◆ Exercise prompt: Locate the string "ἐνειλίξας" throughout the material and copy every line in which it occurs.

-------- Given data

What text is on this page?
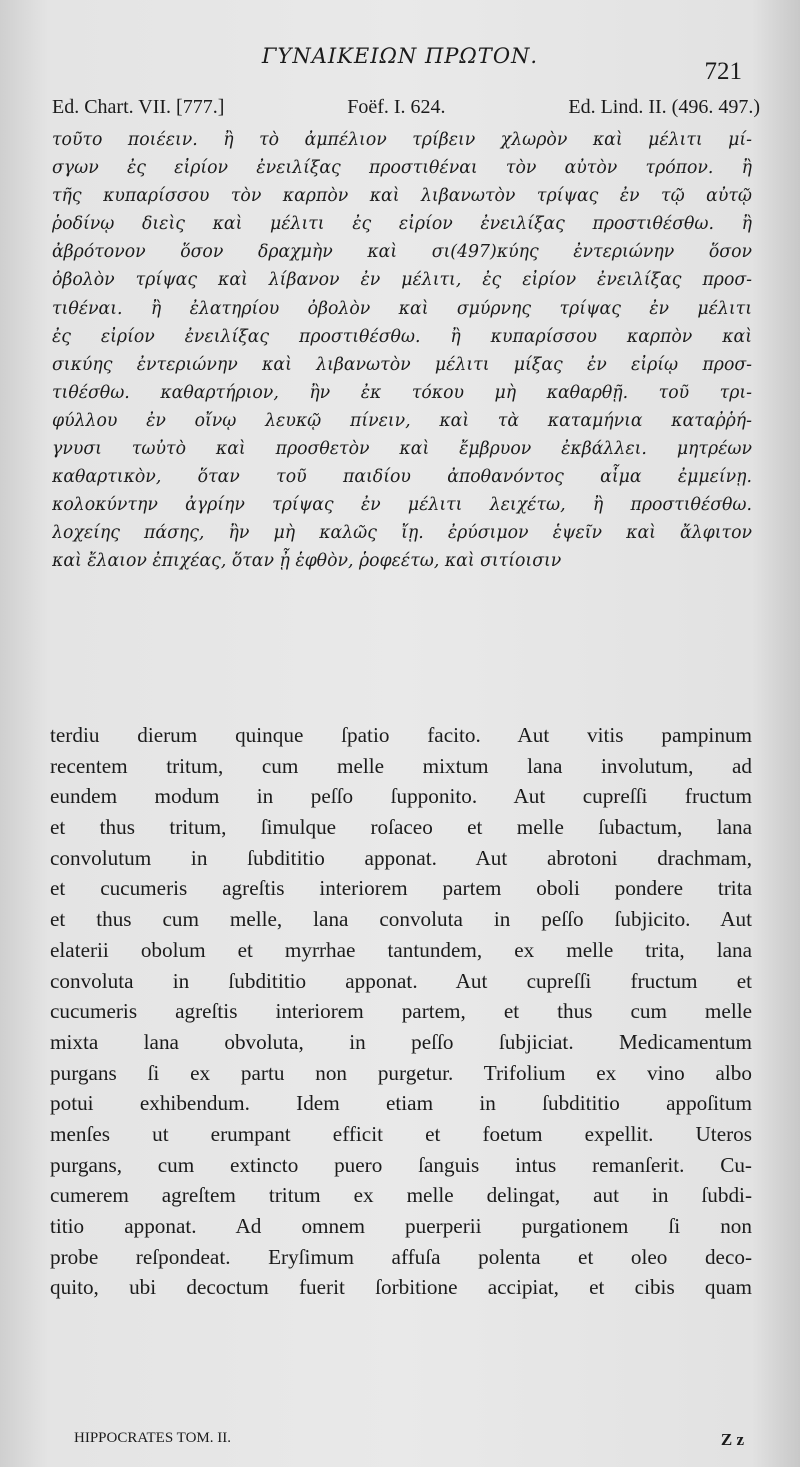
ΓΥΝΑΙΚΕΙΩΝ ΠΡΩΤΟΝ.
721
Ed. Chart. VII. [777.]	Foëf. I. 624.	Ed. Lind. II. (496. 497.)
τοῦτο ποιέειν. ἢ τὸ ἀμπέλιον τρίβειν χλωρὸν καὶ μέλιτι μί-
σγων ἐς εἰρίον ἐνειλίξας προστιθέναι τὸν αὐτὸν τρόπον. ἢ
τῆς κυπαρίσσου τὸν καρπὸν καὶ λιβανωτὸν τρίψας ἐν τῷ αὐτῷ
ῥοδίνῳ διεὶς καὶ μέλιτι ἐς εἰρίον ἐνειλίξας προστιθέσθω. ἢ
ἀβρότονον ὅσον δραχμὴν καὶ σι(497)κύης ἐντεριώνην ὅσον
ὀβολὸν τρίψας καὶ λίβανον ἐν μέλιτι, ἐς εἰρίον ἐνειλίξας προσ-
τιθέναι. ἢ ἐλατηρίου ὀβολὸν καὶ σμύρνης τρίψας ἐν μέλιτι
ἐς εἰρίον ἐνειλίξας προστιθέσθω. ἢ κυπαρίσσου καρπὸν καὶ
σικύης ἐντεριώνην καὶ λιβανωτὸν μέλιτι μίξας ἐν εἰρίῳ προσ-
τιθέσθω. καθαρτήριον, ἢν ἐκ τόκου μὴ καθαρθῇ. τοῦ τρι-
φύλλου ἐν οἴνῳ λευκῷ πίνειν, καὶ τὰ καταμήνια καταῤῥή-
γνυσι τωὐτὸ καὶ προσθετὸν καὶ ἔμβρυον ἐκβάλλει. μητρέων
καθαρτικὸν, ὅταν τοῦ παιδίου ἀποθανόντος αἷμα ἐμμείνῃ.
κολοκύντην ἀγρίην τρίψας ἐν μέλιτι λειχέτω, ἢ προστιθέσθω.
λοχείης πάσης, ἢν μὴ καλῶς ἴῃ. ἐρύσιμον ἑψεῖν καὶ ἄλφιτον
καὶ ἔλαιον ἐπιχέας, ὅταν ᾖ ἑφθὸν, ῥοφεέτω, καὶ σιτίοισιν
terdiu dierum quinque ſpatio facito. Aut vitis pampinum
recentem tritum, cum melle mixtum lana involutum, ad
eundem modum in peſſo ſupponito. Aut cupreſſi fructum
et thus tritum, ſimulque roſaceo et melle ſubactum, lana
convolutum in ſubdititio apponat. Aut abrotoni drachmam,
et cucumeris agreſtis interiorem partem oboli pondere trita
et thus cum melle, lana convoluta in peſſo ſubjicito. Aut
elaterii obolum et myrrhae tantundem, ex melle trita, lana
convoluta in ſubdititio apponat. Aut cupreſſi fructum et
cucumeris agreſtis interiorem partem, et thus cum melle
mixta lana obvoluta, in peſſo ſubjiciat. Medicamentum
purgans ſi ex partu non purgetur. Trifolium ex vino albo
potui exhibendum. Idem etiam in ſubdititio appoſitum
menſes ut erumpant efficit et foetum expellit. Uteros
purgans, cum extincto puero ſanguis intus remanſerit. Cu-
cumerem agreſtem tritum ex melle delingat, aut in ſubdi-
titio apponat. Ad omnem puerperii purgationem ſi non
probe reſpondeat. Eryſimum affuſa polenta et oleo deco-
quito, ubi decoctum fuerit ſorbitione accipiat, et cibis quam
HIPPOCRATES TOM. II.	Z z
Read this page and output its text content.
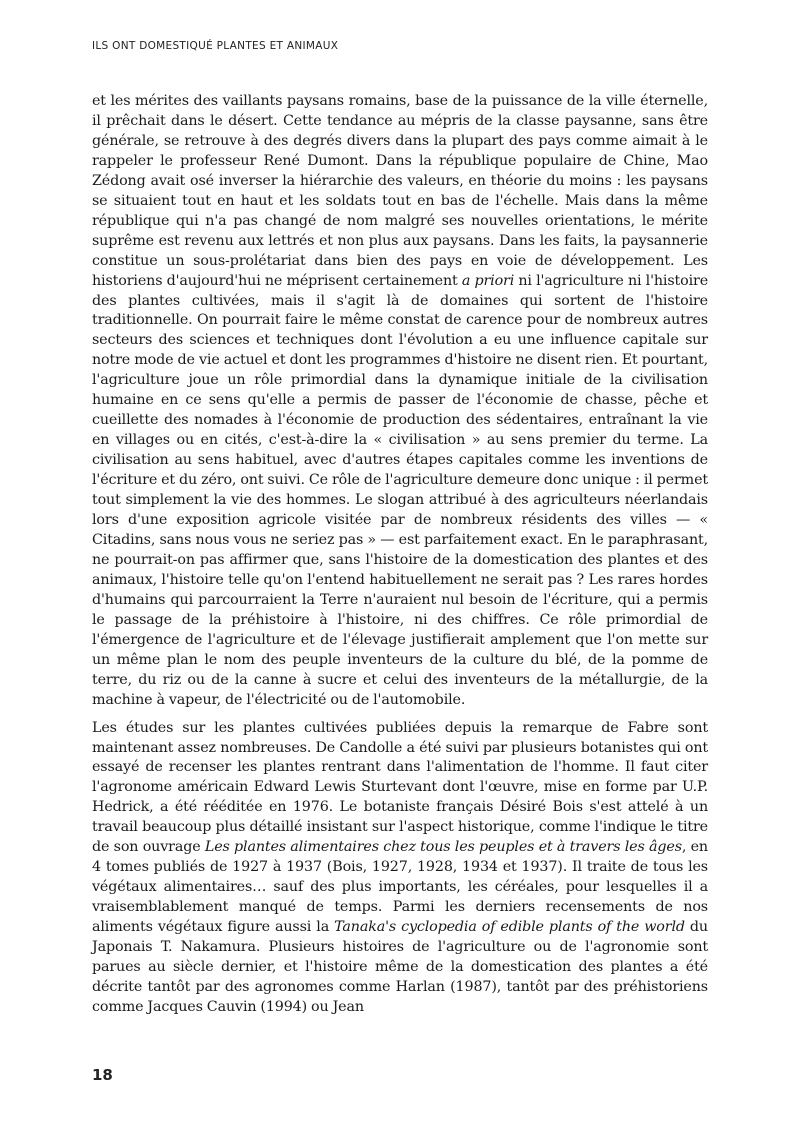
ILS ONT DOMESTIQUÉ PLANTES ET ANIMAUX

et les mérites des vaillants paysans romains, base de la puissance de la ville éternelle, il prêchait dans le désert. Cette tendance au mépris de la classe paysanne, sans être générale, se retrouve à des degrés divers dans la plupart des pays comme aimait à le rappeler le professeur René Dumont. Dans la république populaire de Chine, Mao Zédong avait osé inverser la hiérarchie des valeurs, en théorie du moins : les paysans se situaient tout en haut et les soldats tout en bas de l'échelle. Mais dans la même république qui n'a pas changé de nom malgré ses nouvelles orientations, le mérite suprême est revenu aux lettrés et non plus aux paysans. Dans les faits, la paysannerie constitue un sous-prolétariat dans bien des pays en voie de développement. Les historiens d'aujourd'hui ne méprisent certainement a priori ni l'agriculture ni l'histoire des plantes cultivées, mais il s'agit là de domaines qui sortent de l'histoire traditionnelle. On pourrait faire le même constat de carence pour de nombreux autres secteurs des sciences et techniques dont l'évolution a eu une influence capitale sur notre mode de vie actuel et dont les programmes d'histoire ne disent rien. Et pourtant, l'agriculture joue un rôle primordial dans la dynamique initiale de la civilisation humaine en ce sens qu'elle a permis de passer de l'économie de chasse, pêche et cueillette des nomades à l'économie de production des sédentaires, entraînant la vie en villages ou en cités, c'est-à-dire la « civilisation » au sens premier du terme. La civilisation au sens habituel, avec d'autres étapes capitales comme les inventions de l'écriture et du zéro, ont suivi. Ce rôle de l'agriculture demeure donc unique : il permet tout simplement la vie des hommes. Le slogan attribué à des agriculteurs néerlandais lors d'une exposition agricole visitée par de nombreux résidents des villes — « Citadins, sans nous vous ne seriez pas » — est parfaitement exact. En le paraphrasant, ne pourrait-on pas affirmer que, sans l'histoire de la domestication des plantes et des animaux, l'histoire telle qu'on l'entend habituellement ne serait pas ? Les rares hordes d'humains qui parcourraient la Terre n'auraient nul besoin de l'écriture, qui a permis le passage de la préhistoire à l'histoire, ni des chiffres. Ce rôle primordial de l'émergence de l'agriculture et de l'élevage justifierait amplement que l'on mette sur un même plan le nom des peuple inventeurs de la culture du blé, de la pomme de terre, du riz ou de la canne à sucre et celui des inventeurs de la métallurgie, de la machine à vapeur, de l'électricité ou de l'automobile.

Les études sur les plantes cultivées publiées depuis la remarque de Fabre sont maintenant assez nombreuses. De Candolle a été suivi par plusieurs botanistes qui ont essayé de recenser les plantes rentrant dans l'alimentation de l'homme. Il faut citer l'agronome américain Edward Lewis Sturtevant dont l'œuvre, mise en forme par U.P. Hedrick, a été rééditée en 1976. Le botaniste français Désiré Bois s'est attelé à un travail beaucoup plus détaillé insistant sur l'aspect historique, comme l'indique le titre de son ouvrage Les plantes alimentaires chez tous les peuples et à travers les âges, en 4 tomes publiés de 1927 à 1937 (Bois, 1927, 1928, 1934 et 1937). Il traite de tous les végétaux alimentaires… sauf des plus importants, les céréales, pour lesquelles il a vraisemblablement manqué de temps. Parmi les derniers recensements de nos aliments végétaux figure aussi la Tanaka's cyclopedia of edible plants of the world du Japonais T. Nakamura. Plusieurs histoires de l'agriculture ou de l'agronomie sont parues au siècle dernier, et l'histoire même de la domestication des plantes a été décrite tantôt par des agronomes comme Harlan (1987), tantôt par des préhistoriens comme Jacques Cauvin (1994) ou Jean

18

----------------

◆ Exercise response:
σγων ἐς εἰρίον ἐνειλίξας προστιθέναι τὸν αὐτὸν τρόπον. ἢ
ῥοδίνῳ διεὶς καὶ μέλιτι ἐς εἰρίον ἐνειλίξας προστιθέσθω. ἢ
ὀβολὸν τρίψας καὶ λίβανον ἐν μέλιτι, ἐς εἰρίον ἐνειλίξας προσ-
ἐς εἰρίον ἐνειλίξας προστιθέσθω. ἢ κυπαρίσσου καρπὸν καὶ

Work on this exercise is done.